---- DATA PROVIDED

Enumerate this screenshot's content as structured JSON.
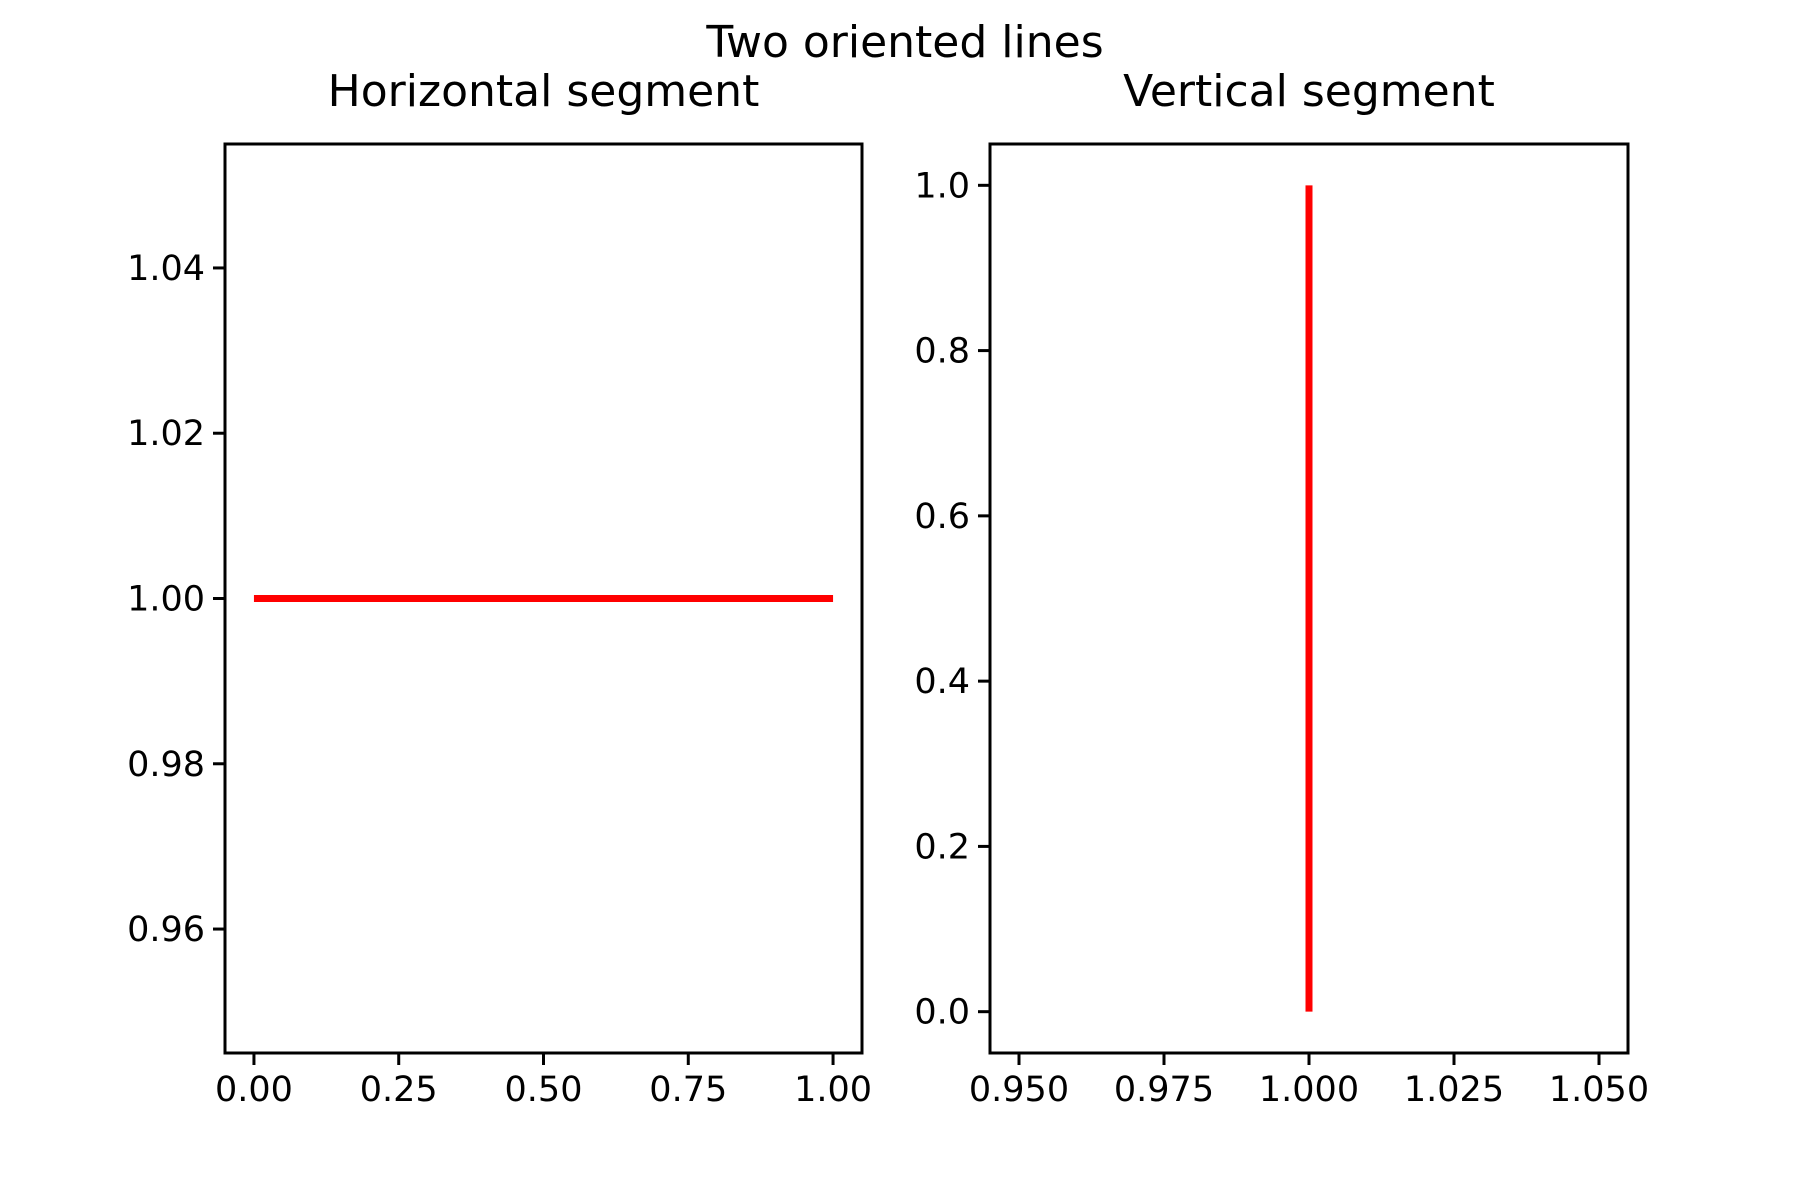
{
  "figure": {
    "title": "Two oriented lines"
  },
  "chart_data": [
    {
      "type": "line",
      "title": "Horizontal segment",
      "xlabel": "",
      "ylabel": "",
      "xlim": [
        -0.05,
        1.05
      ],
      "ylim": [
        0.945,
        1.055
      ],
      "xticks": [
        0.0,
        0.25,
        0.5,
        0.75,
        1.0
      ],
      "xtick_labels": [
        "0.00",
        "0.25",
        "0.50",
        "0.75",
        "1.00"
      ],
      "yticks": [
        0.96,
        0.98,
        1.0,
        1.02,
        1.04
      ],
      "ytick_labels": [
        "0.96",
        "0.98",
        "1.00",
        "1.02",
        "1.04"
      ],
      "grid": false,
      "series": [
        {
          "x": [
            0,
            1
          ],
          "y": [
            1,
            1
          ],
          "color": "#ff0000"
        }
      ]
    },
    {
      "type": "line",
      "title": "Vertical segment",
      "xlabel": "",
      "ylabel": "",
      "xlim": [
        0.945,
        1.055
      ],
      "ylim": [
        -0.05,
        1.05
      ],
      "xticks": [
        0.95,
        0.975,
        1.0,
        1.025,
        1.05
      ],
      "xtick_labels": [
        "0.950",
        "0.975",
        "1.000",
        "1.025",
        "1.050"
      ],
      "yticks": [
        0.0,
        0.2,
        0.4,
        0.6,
        0.8,
        1.0
      ],
      "ytick_labels": [
        "0.0",
        "0.2",
        "0.4",
        "0.6",
        "0.8",
        "1.0"
      ],
      "grid": false,
      "series": [
        {
          "x": [
            1,
            1
          ],
          "y": [
            0,
            1
          ],
          "color": "#ff0000"
        }
      ]
    }
  ]
}
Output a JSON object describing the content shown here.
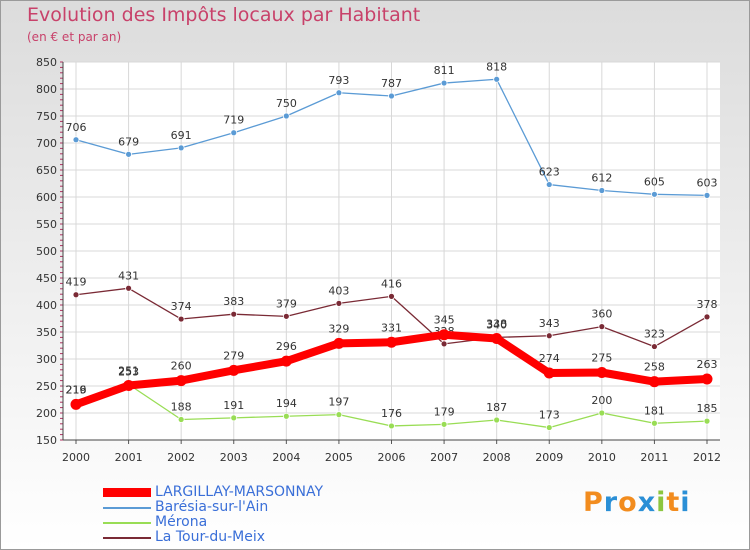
{
  "chart_data": {
    "type": "line",
    "title": "Evolution des Impôts locaux par Habitant",
    "subtitle": "(en € et par an)",
    "xlabel": "",
    "ylabel": "",
    "x": [
      "2000",
      "2001",
      "2002",
      "2003",
      "2004",
      "2005",
      "2006",
      "2007",
      "2008",
      "2009",
      "2010",
      "2011",
      "2012"
    ],
    "ylim": [
      150,
      850
    ],
    "yticks": [
      150,
      200,
      250,
      300,
      350,
      400,
      450,
      500,
      550,
      600,
      650,
      700,
      750,
      800,
      850
    ],
    "grid": true,
    "series": [
      {
        "name": "LARGILLAY-MARSONNAY",
        "color": "#ff0000",
        "values": [
          216,
          251,
          260,
          279,
          296,
          329,
          331,
          345,
          338,
          274,
          275,
          258,
          263
        ],
        "labels": [
          "216",
          "251",
          "260",
          "279",
          "296",
          "329",
          "331",
          "345",
          "338",
          "274",
          "275",
          "258",
          "263"
        ]
      },
      {
        "name": "Barésia-sur-l'Ain",
        "color": "#5b9bd5",
        "values": [
          706,
          679,
          691,
          719,
          750,
          793,
          787,
          811,
          818,
          623,
          612,
          605,
          603
        ],
        "labels": [
          "706",
          "679",
          "691",
          "719",
          "750",
          "793",
          "787",
          "811",
          "818",
          "623",
          "612",
          "605",
          "603"
        ]
      },
      {
        "name": "Mérona",
        "color": "#99dd55",
        "values": [
          219,
          253,
          188,
          191,
          194,
          197,
          176,
          179,
          187,
          173,
          200,
          181,
          185
        ],
        "labels": [
          "219",
          "253",
          "188",
          "191",
          "194",
          "197",
          "176",
          "179",
          "187",
          "173",
          "200",
          "181",
          "185"
        ]
      },
      {
        "name": "La Tour-du-Meix",
        "color": "#7a2a35",
        "values": [
          419,
          431,
          374,
          383,
          379,
          403,
          416,
          328,
          340,
          343,
          360,
          323,
          378
        ],
        "labels": [
          "419",
          "431",
          "374",
          "383",
          "379",
          "403",
          "416",
          "328",
          "340",
          "343",
          "360",
          "323",
          "378"
        ]
      }
    ]
  },
  "brand": {
    "text": "Proxiti",
    "letters": [
      "P",
      "r",
      "o",
      "x",
      "i",
      "t",
      "i"
    ]
  }
}
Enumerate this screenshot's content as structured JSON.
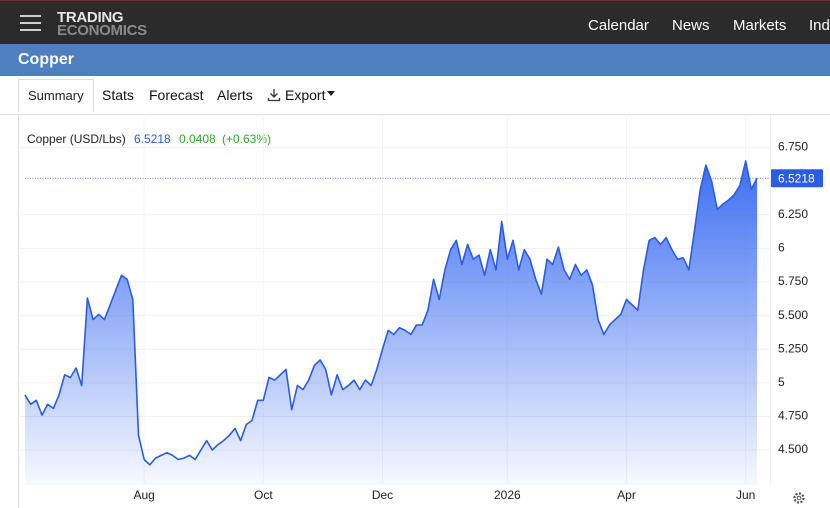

--------

● WHAT TO PRODUCE:
Exclude the pictures and transcribe all of the entries exactly.

● EXERCISE ANSWER:
Enumerate this screenshot's content as structured JSON.
{
  "figure": {
    "title": "Two oriented lines"
  },
  "chart_data": [
    {
      "type": "line",
      "title": "Horizontal segment",
      "xlabel": "",
      "ylabel": "",
      "xlim": [
        -0.05,
        1.05
      ],
      "ylim": [
        0.945,
        1.055
      ],
      "xticks": [
        0.0,
        0.25,
        0.5,
        0.75,
        1.0
      ],
      "xtick_labels": [
        "0.00",
        "0.25",
        "0.50",
        "0.75",
        "1.00"
      ],
      "yticks": [
        0.96,
        0.98,
        1.0,
        1.02,
        1.04
      ],
      "ytick_labels": [
        "0.96",
        "0.98",
        "1.00",
        "1.02",
        "1.04"
      ],
      "grid": false,
      "series": [
        {
          "x": [
            0,
            1
          ],
          "y": [
            1,
            1
          ],
          "color": "#ff0000"
        }
      ]
    },
    {
      "type": "line",
      "title": "Vertical segment",
      "xlabel": "",
      "ylabel": "",
      "xlim": [
        0.945,
        1.055
      ],
      "ylim": [
        -0.05,
        1.05
      ],
      "xticks": [
        0.95,
        0.975,
        1.0,
        1.025,
        1.05
      ],
      "xtick_labels": [
        "0.950",
        "0.975",
        "1.000",
        "1.025",
        "1.050"
      ],
      "yticks": [
        0.0,
        0.2,
        0.4,
        0.6,
        0.8,
        1.0
      ],
      "ytick_labels": [
        "0.0",
        "0.2",
        "0.4",
        "0.6",
        "0.8",
        "1.0"
      ],
      "grid": false,
      "series": [
        {
          "x": [
            1,
            1
          ],
          "y": [
            0,
            1
          ],
          "color": "#ff0000"
        }
      ]
    }
  ]
}
Output a JSON object describing the content shown here.
{
  "chart_data": {
    "type": "line",
    "title": "Evolution des Impôts locaux par Habitant",
    "subtitle": "(en € et par an)",
    "xlabel": "",
    "ylabel": "",
    "x": [
      "2000",
      "2001",
      "2002",
      "2003",
      "2004",
      "2005",
      "2006",
      "2007",
      "2008",
      "2009",
      "2010",
      "2011",
      "2012"
    ],
    "ylim": [
      150,
      850
    ],
    "yticks": [
      150,
      200,
      250,
      300,
      350,
      400,
      450,
      500,
      550,
      600,
      650,
      700,
      750,
      800,
      850
    ],
    "grid": true,
    "series": [
      {
        "name": "LARGILLAY-MARSONNAY",
        "color": "#ff0000",
        "values": [
          216,
          251,
          260,
          279,
          296,
          329,
          331,
          345,
          338,
          274,
          275,
          258,
          263
        ],
        "labels": [
          "216",
          "251",
          "260",
          "279",
          "296",
          "329",
          "331",
          "345",
          "338",
          "274",
          "275",
          "258",
          "263"
        ]
      },
      {
        "name": "Barésia-sur-l'Ain",
        "color": "#5b9bd5",
        "values": [
          706,
          679,
          691,
          719,
          750,
          793,
          787,
          811,
          818,
          623,
          612,
          605,
          603
        ],
        "labels": [
          "706",
          "679",
          "691",
          "719",
          "750",
          "793",
          "787",
          "811",
          "818",
          "623",
          "612",
          "605",
          "603"
        ]
      },
      {
        "name": "Mérona",
        "color": "#99dd55",
        "values": [
          219,
          253,
          188,
          191,
          194,
          197,
          176,
          179,
          187,
          173,
          200,
          181,
          185
        ],
        "labels": [
          "219",
          "253",
          "188",
          "191",
          "194",
          "197",
          "176",
          "179",
          "187",
          "173",
          "200",
          "181",
          "185"
        ]
      },
      {
        "name": "La Tour-du-Meix",
        "color": "#7a2a35",
        "values": [
          419,
          431,
          374,
          383,
          379,
          403,
          416,
          328,
          340,
          343,
          360,
          323,
          378
        ],
        "labels": [
          "419",
          "431",
          "374",
          "383",
          "379",
          "403",
          "416",
          "328",
          "340",
          "343",
          "360",
          "323",
          "378"
        ]
      }
    ]
  },
  "brand": {
    "text": "Proxiti",
    "letters": [
      "P",
      "r",
      "o",
      "x",
      "i",
      "t",
      "i"
    ]
  }
}
Enumerate this screenshot's content as structured JSON.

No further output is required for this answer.